◆ WHAT YOU ARE ASKED TO DO:
Each entry that follows is to be retyped exactly. Pictures do not belong in the copy.

◆ STORED RECORDS:
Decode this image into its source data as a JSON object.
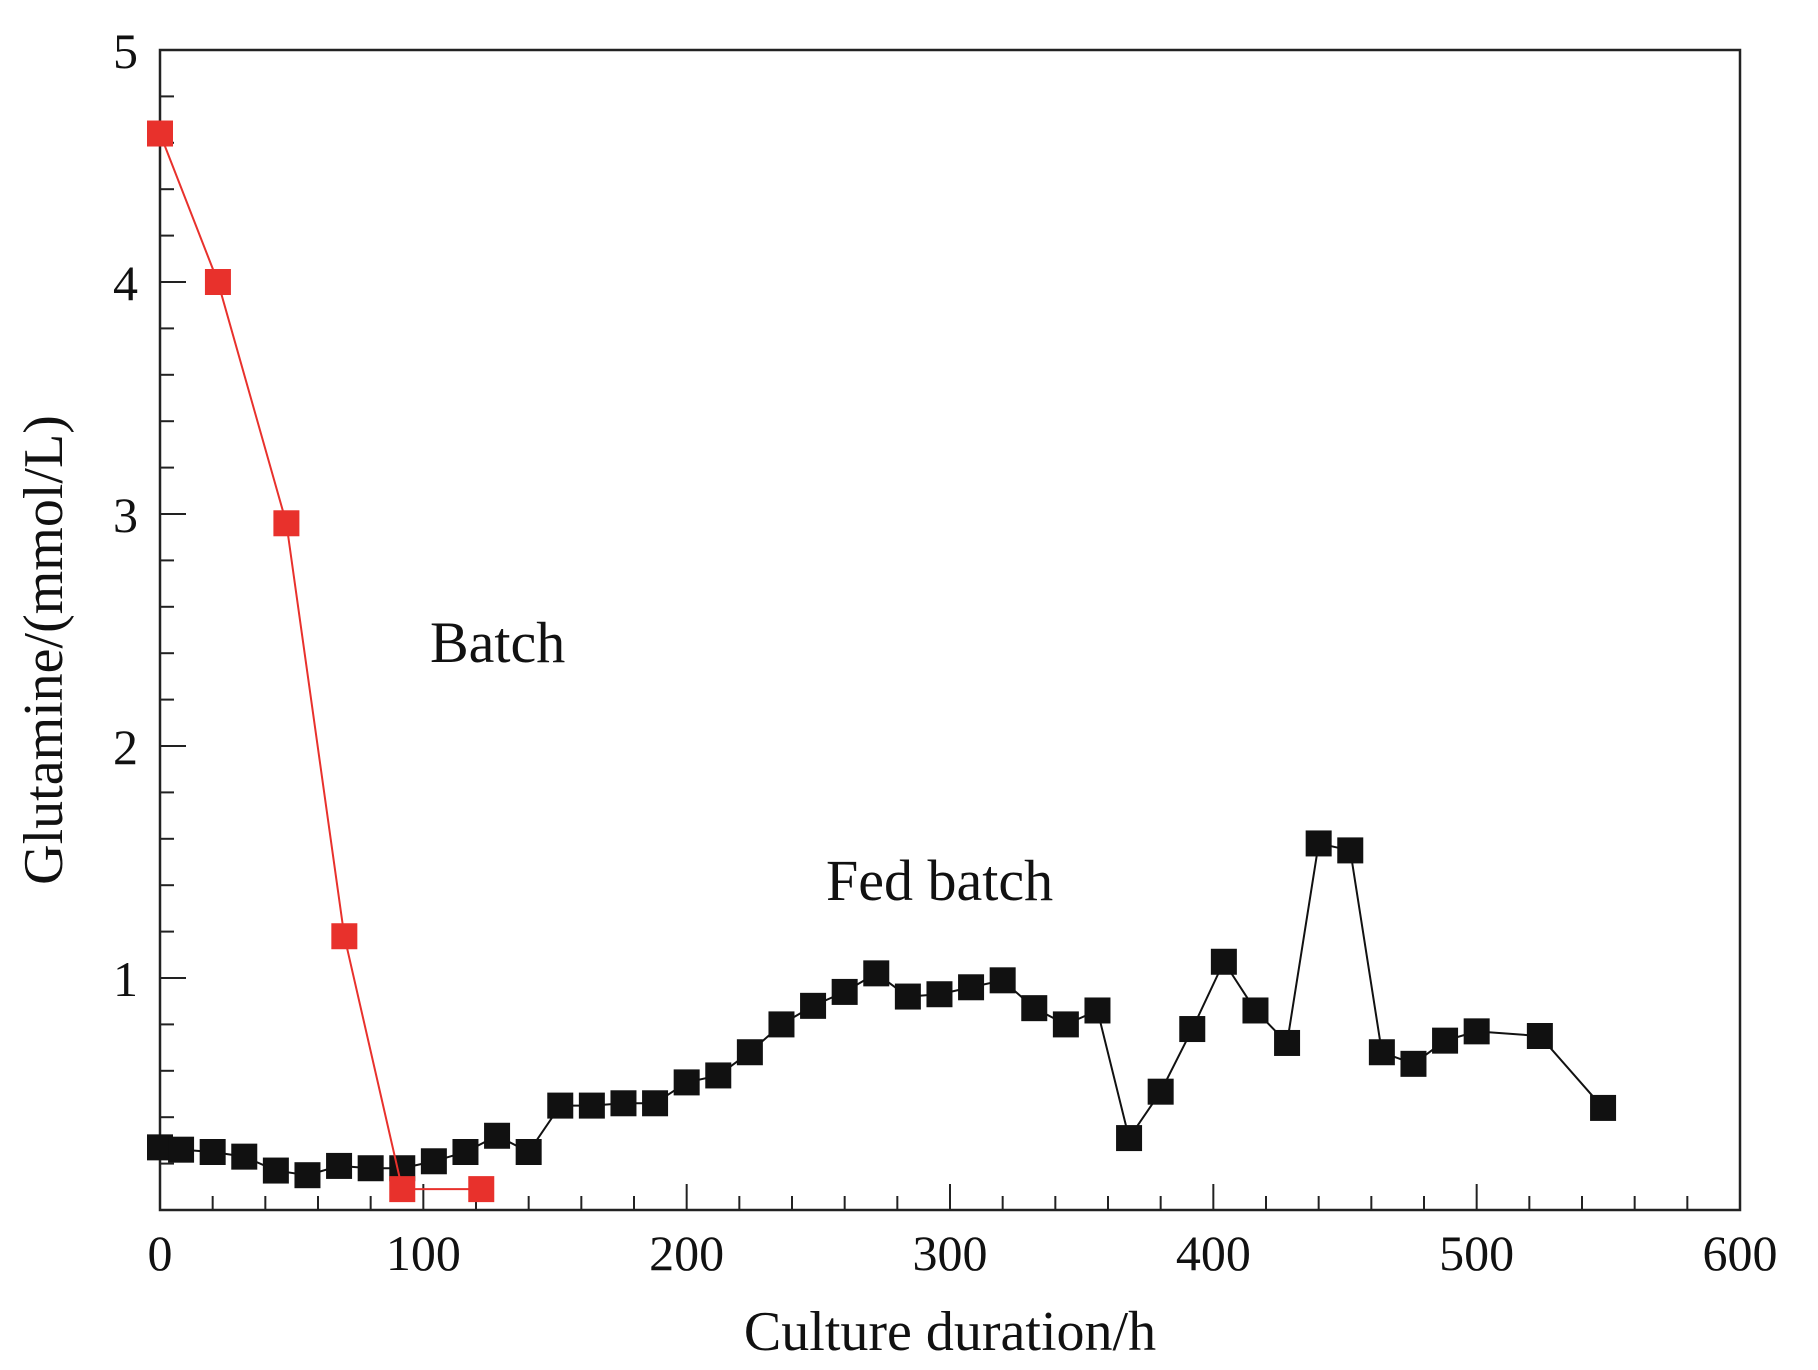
{
  "chart_data": {
    "type": "scatter",
    "xlabel": "Culture duration/h",
    "ylabel": "Glutamine/(mmol/L)",
    "xlim": [
      0,
      600
    ],
    "ylim": [
      0,
      5
    ],
    "x_ticks": [
      "0",
      "100",
      "200",
      "300",
      "400",
      "500",
      "600"
    ],
    "y_ticks": [
      "1",
      "2",
      "3",
      "4",
      "5"
    ],
    "grid": false,
    "legend": "none",
    "series": [
      {
        "name": "Batch",
        "color": "#e8312c",
        "marker": "square",
        "line": true,
        "x": [
          0,
          22,
          48,
          70,
          92,
          122
        ],
        "y": [
          4.64,
          4.0,
          2.96,
          1.18,
          0.09,
          0.09
        ]
      },
      {
        "name": "Fed batch",
        "color": "#111111",
        "marker": "square",
        "line": true,
        "x": [
          0,
          8,
          20,
          32,
          44,
          56,
          68,
          80,
          92,
          104,
          116,
          128,
          140,
          152,
          164,
          176,
          188,
          200,
          212,
          224,
          236,
          248,
          260,
          272,
          284,
          296,
          308,
          320,
          332,
          344,
          356,
          368,
          380,
          392,
          404,
          416,
          428,
          440,
          452,
          464,
          476,
          488,
          500,
          524,
          548
        ],
        "y": [
          0.27,
          0.26,
          0.25,
          0.23,
          0.17,
          0.15,
          0.19,
          0.18,
          0.18,
          0.21,
          0.25,
          0.32,
          0.25,
          0.45,
          0.45,
          0.46,
          0.46,
          0.55,
          0.58,
          0.68,
          0.8,
          0.88,
          0.94,
          1.02,
          0.92,
          0.93,
          0.96,
          0.99,
          0.87,
          0.8,
          0.86,
          0.31,
          0.51,
          0.78,
          1.07,
          0.86,
          0.72,
          1.58,
          1.55,
          0.68,
          0.63,
          0.73,
          0.77,
          0.75,
          0.44
        ]
      }
    ]
  }
}
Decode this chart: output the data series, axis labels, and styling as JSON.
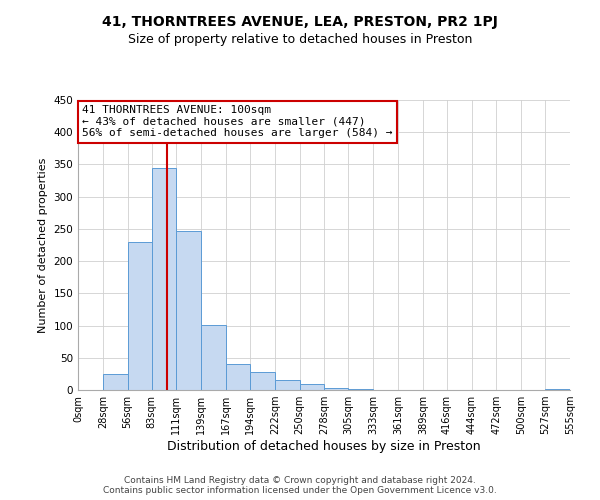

◆ RESULT OF THIS TASK:
Decode this image into its source data as a JSON object.
{
  "chart_data": {
    "type": "scatter",
    "xlabel": "Culture duration/h",
    "ylabel": "Glutamine/(mmol/L)",
    "xlim": [
      0,
      600
    ],
    "ylim": [
      0,
      5
    ],
    "x_ticks": [
      "0",
      "100",
      "200",
      "300",
      "400",
      "500",
      "600"
    ],
    "y_ticks": [
      "1",
      "2",
      "3",
      "4",
      "5"
    ],
    "grid": false,
    "legend": "none",
    "series": [
      {
        "name": "Batch",
        "color": "#e8312c",
        "marker": "square",
        "line": true,
        "x": [
          0,
          22,
          48,
          70,
          92,
          122
        ],
        "y": [
          4.64,
          4.0,
          2.96,
          1.18,
          0.09,
          0.09
        ]
      },
      {
        "name": "Fed batch",
        "color": "#111111",
        "marker": "square",
        "line": true,
        "x": [
          0,
          8,
          20,
          32,
          44,
          56,
          68,
          80,
          92,
          104,
          116,
          128,
          140,
          152,
          164,
          176,
          188,
          200,
          212,
          224,
          236,
          248,
          260,
          272,
          284,
          296,
          308,
          320,
          332,
          344,
          356,
          368,
          380,
          392,
          404,
          416,
          428,
          440,
          452,
          464,
          476,
          488,
          500,
          524,
          548
        ],
        "y": [
          0.27,
          0.26,
          0.25,
          0.23,
          0.17,
          0.15,
          0.19,
          0.18,
          0.18,
          0.21,
          0.25,
          0.32,
          0.25,
          0.45,
          0.45,
          0.46,
          0.46,
          0.55,
          0.58,
          0.68,
          0.8,
          0.88,
          0.94,
          1.02,
          0.92,
          0.93,
          0.96,
          0.99,
          0.87,
          0.8,
          0.86,
          0.31,
          0.51,
          0.78,
          1.07,
          0.86,
          0.72,
          1.58,
          1.55,
          0.68,
          0.63,
          0.73,
          0.77,
          0.75,
          0.44
        ]
      }
    ]
  }
}
Decode this chart: output the data series, axis labels, and styling as JSON.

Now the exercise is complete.